EXERCISE BRIEF: Render every line of the material below as a Markdown table with two columns, No. for the row number and Entry for the line itself, leaving out blank lines.

Data drawn from a collection:
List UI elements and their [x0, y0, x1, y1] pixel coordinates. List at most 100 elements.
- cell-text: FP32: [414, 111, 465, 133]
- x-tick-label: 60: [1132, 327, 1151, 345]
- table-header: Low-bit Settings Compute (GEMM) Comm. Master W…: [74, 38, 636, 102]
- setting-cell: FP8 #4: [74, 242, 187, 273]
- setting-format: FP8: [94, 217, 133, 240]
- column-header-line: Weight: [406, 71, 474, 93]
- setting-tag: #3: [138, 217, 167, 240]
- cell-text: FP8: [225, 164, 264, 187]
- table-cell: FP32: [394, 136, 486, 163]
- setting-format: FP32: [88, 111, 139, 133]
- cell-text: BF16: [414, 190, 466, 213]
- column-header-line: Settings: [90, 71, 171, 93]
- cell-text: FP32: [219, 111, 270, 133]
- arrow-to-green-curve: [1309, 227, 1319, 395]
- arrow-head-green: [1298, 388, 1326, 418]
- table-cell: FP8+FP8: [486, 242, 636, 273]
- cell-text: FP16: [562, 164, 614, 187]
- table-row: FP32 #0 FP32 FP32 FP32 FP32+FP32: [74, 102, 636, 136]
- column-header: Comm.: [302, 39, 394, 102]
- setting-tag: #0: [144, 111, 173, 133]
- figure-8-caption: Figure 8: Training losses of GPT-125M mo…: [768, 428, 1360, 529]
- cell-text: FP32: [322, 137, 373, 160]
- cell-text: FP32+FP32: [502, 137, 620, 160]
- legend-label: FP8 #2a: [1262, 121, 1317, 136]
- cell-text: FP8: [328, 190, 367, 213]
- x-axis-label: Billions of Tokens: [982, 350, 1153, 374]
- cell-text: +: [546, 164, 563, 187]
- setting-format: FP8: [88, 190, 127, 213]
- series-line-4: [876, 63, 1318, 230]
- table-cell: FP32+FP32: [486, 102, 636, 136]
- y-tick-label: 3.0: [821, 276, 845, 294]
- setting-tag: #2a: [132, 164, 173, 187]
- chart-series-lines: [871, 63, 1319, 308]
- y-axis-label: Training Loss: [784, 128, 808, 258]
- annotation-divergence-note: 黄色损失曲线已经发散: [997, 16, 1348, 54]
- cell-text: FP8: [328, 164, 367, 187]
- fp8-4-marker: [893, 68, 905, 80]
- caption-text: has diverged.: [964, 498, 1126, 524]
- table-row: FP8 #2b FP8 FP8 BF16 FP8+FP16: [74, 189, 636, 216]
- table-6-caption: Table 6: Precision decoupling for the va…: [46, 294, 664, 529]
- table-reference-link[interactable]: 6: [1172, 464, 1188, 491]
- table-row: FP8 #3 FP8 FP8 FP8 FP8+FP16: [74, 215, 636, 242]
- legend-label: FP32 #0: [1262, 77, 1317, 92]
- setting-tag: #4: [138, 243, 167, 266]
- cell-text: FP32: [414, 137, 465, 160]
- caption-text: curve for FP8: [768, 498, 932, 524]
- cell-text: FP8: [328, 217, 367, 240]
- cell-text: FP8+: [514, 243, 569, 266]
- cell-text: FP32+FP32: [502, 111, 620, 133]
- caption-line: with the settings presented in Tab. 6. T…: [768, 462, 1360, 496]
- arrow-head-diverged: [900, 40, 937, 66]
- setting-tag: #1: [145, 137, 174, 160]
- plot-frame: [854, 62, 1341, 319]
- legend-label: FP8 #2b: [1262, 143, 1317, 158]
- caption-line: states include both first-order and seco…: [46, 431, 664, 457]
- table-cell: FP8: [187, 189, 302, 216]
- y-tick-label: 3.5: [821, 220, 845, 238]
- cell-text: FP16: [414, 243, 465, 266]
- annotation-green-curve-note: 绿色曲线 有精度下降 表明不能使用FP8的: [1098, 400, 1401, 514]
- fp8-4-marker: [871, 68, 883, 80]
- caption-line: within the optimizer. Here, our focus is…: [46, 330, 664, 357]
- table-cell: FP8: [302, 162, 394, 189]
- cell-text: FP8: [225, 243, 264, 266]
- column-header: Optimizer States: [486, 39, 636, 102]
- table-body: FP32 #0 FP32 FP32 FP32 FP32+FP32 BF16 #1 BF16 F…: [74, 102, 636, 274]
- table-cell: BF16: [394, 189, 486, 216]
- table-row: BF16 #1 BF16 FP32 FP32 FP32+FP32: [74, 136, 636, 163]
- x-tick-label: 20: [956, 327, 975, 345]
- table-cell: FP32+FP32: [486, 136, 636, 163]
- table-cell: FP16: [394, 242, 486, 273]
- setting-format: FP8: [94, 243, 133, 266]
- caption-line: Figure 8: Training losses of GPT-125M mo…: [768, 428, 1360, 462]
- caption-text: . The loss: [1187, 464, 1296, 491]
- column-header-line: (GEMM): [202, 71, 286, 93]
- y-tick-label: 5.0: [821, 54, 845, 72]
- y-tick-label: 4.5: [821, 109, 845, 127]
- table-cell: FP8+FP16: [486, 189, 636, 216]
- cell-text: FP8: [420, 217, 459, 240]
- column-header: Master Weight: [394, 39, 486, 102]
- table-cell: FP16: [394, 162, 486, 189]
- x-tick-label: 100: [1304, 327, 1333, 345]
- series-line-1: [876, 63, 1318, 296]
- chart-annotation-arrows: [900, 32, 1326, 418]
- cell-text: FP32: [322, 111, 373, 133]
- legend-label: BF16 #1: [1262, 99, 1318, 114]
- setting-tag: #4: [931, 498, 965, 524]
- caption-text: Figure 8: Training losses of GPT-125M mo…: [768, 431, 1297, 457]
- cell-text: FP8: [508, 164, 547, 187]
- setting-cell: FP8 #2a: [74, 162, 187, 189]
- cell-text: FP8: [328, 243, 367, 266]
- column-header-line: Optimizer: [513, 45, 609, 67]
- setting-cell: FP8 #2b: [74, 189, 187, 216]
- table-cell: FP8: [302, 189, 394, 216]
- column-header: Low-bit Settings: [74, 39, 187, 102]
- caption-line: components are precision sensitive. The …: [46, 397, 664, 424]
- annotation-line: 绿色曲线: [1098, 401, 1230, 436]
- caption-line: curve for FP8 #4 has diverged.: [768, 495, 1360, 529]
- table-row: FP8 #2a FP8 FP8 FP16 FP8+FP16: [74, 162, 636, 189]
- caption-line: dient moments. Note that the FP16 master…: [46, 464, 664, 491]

OUTPUT FOR THIS TASK:
| No. | Entry |
|---|---|
| 1 | List UI elements and their [x0, y0, x1, y1] pixel coordinates. List at most 100 elements. |
| 2 | - cell-text: FP32: [414, 111, 465, 133] |
| 3 | - x-tick-label: 60: [1132, 327, 1151, 345] |
| 4 | - table-header: Low-bit Settings Compute (GEMM) Comm. Master W…: [74, 38, 636, 102] |
| 5 | - setting-cell: FP8 #4: [74, 242, 187, 273] |
| 6 | - setting-format: FP8: [94, 217, 133, 240] |
| 7 | - column-header-line: Weight: [406, 71, 474, 93] |
| 8 | - setting-tag: #3: [138, 217, 167, 240] |
| 9 | - cell-text: FP8: [225, 164, 264, 187] |
| 10 | - table-cell: FP32: [394, 136, 486, 163] |
| 11 | - setting-format: FP32: [88, 111, 139, 133] |
| 12 | - cell-text: BF16: [414, 190, 466, 213] |
| 13 | - column-header-line: Settings: [90, 71, 171, 93] |
| 14 | - cell-text: FP32: [219, 111, 270, 133] |
| 15 | - arrow-to-green-curve: [1309, 227, 1319, 395] |
| 16 | - arrow-head-green: [1298, 388, 1326, 418] |
| 17 | - table-cell: FP8+FP8: [486, 242, 636, 273] |
| 18 | - cell-text: FP16: [562, 164, 614, 187] |
| 19 | - table-row: FP32 #0 FP32 FP32 FP32 FP32+FP32: [74, 102, 636, 136] |
| 20 | - column-header: Comm.: [302, 39, 394, 102] |
| 21 | - setting-tag: #0: [144, 111, 173, 133] |
| 22 | - figure-8-caption: Figure 8: Training losses of GPT-125M mo…: [768, 428, 1360, 529] |
| 23 | - cell-text: FP32: [322, 137, 373, 160] |
| 24 | - cell-text: FP32+FP32: [502, 137, 620, 160] |
| 25 | - legend-label: FP8 #2a: [1262, 121, 1317, 136] |
| 26 | - cell-text: FP8: [328, 190, 367, 213] |
| 27 | - x-axis-label: Billions of Tokens: [982, 350, 1153, 374] |
| 28 | - cell-text: +: [546, 164, 563, 187] |
| 29 | - setting-format: FP8: [88, 190, 127, 213] |
| 30 | - series-line-4: [876, 63, 1318, 230] |
| 31 | - table-cell: FP32+FP32: [486, 102, 636, 136] |
| 32 | - y-tick-label: 3.0: [821, 276, 845, 294] |
| 33 | - setting-tag: #2a: [132, 164, 173, 187] |
| 34 | - chart-series-lines: [871, 63, 1319, 308] |
| 35 | - y-axis-label: Training Loss: [784, 128, 808, 258] |
| 36 | - annotation-divergence-note: 黄色损失曲线已经发散: [997, 16, 1348, 54] |
| 37 | - cell-text: FP8: [328, 164, 367, 187] |
| 38 | - fp8-4-marker: [893, 68, 905, 80] |
| 39 | - caption-text: has diverged.: [964, 498, 1126, 524] |
| 40 | - table-row: FP8 #2b FP8 FP8 BF16 FP8+FP16: [74, 189, 636, 216] |
| 41 | - table-6-caption: Table 6: Precision decoupling for the va…: [46, 294, 664, 529] |
| 42 | - table-reference-link[interactable]: 6: [1172, 464, 1188, 491] |
| 43 | - table-row: FP8 #3 FP8 FP8 FP8 FP8+FP16: [74, 215, 636, 242] |
| 44 | - legend-label: FP32 #0: [1262, 77, 1317, 92] |
| 45 | - setting-tag: #4: [138, 243, 167, 266] |
| 46 | - cell-text: FP32: [414, 137, 465, 160] |
| 47 | - caption-text: curve for FP8: [768, 498, 932, 524] |
| 48 | - cell-text: FP8: [328, 217, 367, 240] |
| 49 | - cell-text: FP8+: [514, 243, 569, 266] |
| 50 | - cell-text: FP32+FP32: [502, 111, 620, 133] |
| 51 | - caption-line: with the settings presented in Tab. 6. T…: [768, 462, 1360, 496] |
| 52 | - arrow-head-diverged: [900, 40, 937, 66] |
| 53 | - setting-tag: #1: [145, 137, 174, 160] |
| 54 | - plot-frame: [854, 62, 1341, 319] |
| 55 | - legend-label: FP8 #2b: [1262, 143, 1317, 158] |
| 56 | - caption-line: states include both first-order and seco…: [46, 431, 664, 457] |
| 57 | - table-cell: FP8: [187, 189, 302, 216] |
| 58 | - y-tick-label: 3.5: [821, 220, 845, 238] |
| 59 | - cell-text: FP16: [414, 243, 465, 266] |
| 60 | - annotation-green-curve-note: 绿色曲线 有精度下降 表明不能使用FP8的: [1098, 400, 1401, 514] |
| 61 | - fp8-4-marker: [871, 68, 883, 80] |
| 62 | - caption-line: within the optimizer. Here, our focus is…: [46, 330, 664, 357] |
| 63 | - table-cell: FP8: [302, 162, 394, 189] |
| 64 | - cell-text: FP8: [225, 243, 264, 266] |
| 65 | - column-header: Optimizer States: [486, 39, 636, 102] |
| 66 | - table-body: FP32 #0 FP32 FP32 FP32 FP32+FP32 BF16 #1 BF16 F…: [74, 102, 636, 274] |
| 67 | - table-cell: BF16: [394, 189, 486, 216] |
| 68 | - table-row: BF16 #1 BF16 FP32 FP32 FP32+FP32: [74, 136, 636, 163] |
| 69 | - x-tick-label: 20: [956, 327, 975, 345] |
| 70 | - table-cell: FP32+FP32: [486, 136, 636, 163] |
| 71 | - table-cell: FP16: [394, 242, 486, 273] |
| 72 | - setting-format: FP8: [94, 243, 133, 266] |
| 73 | - caption-line: Figure 8: Training losses of GPT-125M mo…: [768, 428, 1360, 462] |
| 74 | - caption-text: . The loss: [1187, 464, 1296, 491] |
| 75 | - column-header-line: (GEMM): [202, 71, 286, 93] |
| 76 | - y-tick-label: 5.0: [821, 54, 845, 72] |
| 77 | - y-tick-label: 4.5: [821, 109, 845, 127] |
| 78 | - table-cell: FP8+FP16: [486, 189, 636, 216] |
| 79 | - cell-text: FP8: [420, 217, 459, 240] |
| 80 | - column-header: Master Weight: [394, 39, 486, 102] |
| 81 | - table-cell: FP16: [394, 162, 486, 189] |
| 82 | - x-tick-label: 100: [1304, 327, 1333, 345] |
| 83 | - series-line-1: [876, 63, 1318, 296] |
| 84 | - chart-annotation-arrows: [900, 32, 1326, 418] |
| 85 | - cell-text: FP32: [322, 111, 373, 133] |
| 86 | - legend-label: BF16 #1: [1262, 99, 1318, 114] |
| 87 | - setting-tag: #4: [931, 498, 965, 524] |
| 88 | - caption-text: Figure 8: Training losses of GPT-125M mo…: [768, 431, 1297, 457] |
| 89 | - cell-text: FP8: [508, 164, 547, 187] |
| 90 | - setting-cell: FP8 #2a: [74, 162, 187, 189] |
| 91 | - cell-text: FP8: [328, 243, 367, 266] |
| 92 | - column-header-line: Optimizer: [513, 45, 609, 67] |
| 93 | - setting-cell: FP8 #2b: [74, 189, 187, 216] |
| 94 | - table-cell: FP8: [302, 189, 394, 216] |
| 95 | - column-header: Low-bit Settings: [74, 39, 187, 102] |
| 96 | - caption-line: components are precision sensitive. The …: [46, 397, 664, 424] |
| 97 | - annotation-line: 绿色曲线: [1098, 401, 1230, 436] |
| 98 | - caption-line: curve for FP8 #4 has diverged.: [768, 495, 1360, 529] |
| 99 | - table-row: FP8 #2a FP8 FP8 FP16 FP8+FP16: [74, 162, 636, 189] |
| 100 | - caption-line: dient moments. Note that the FP16 master…: [46, 464, 664, 491] |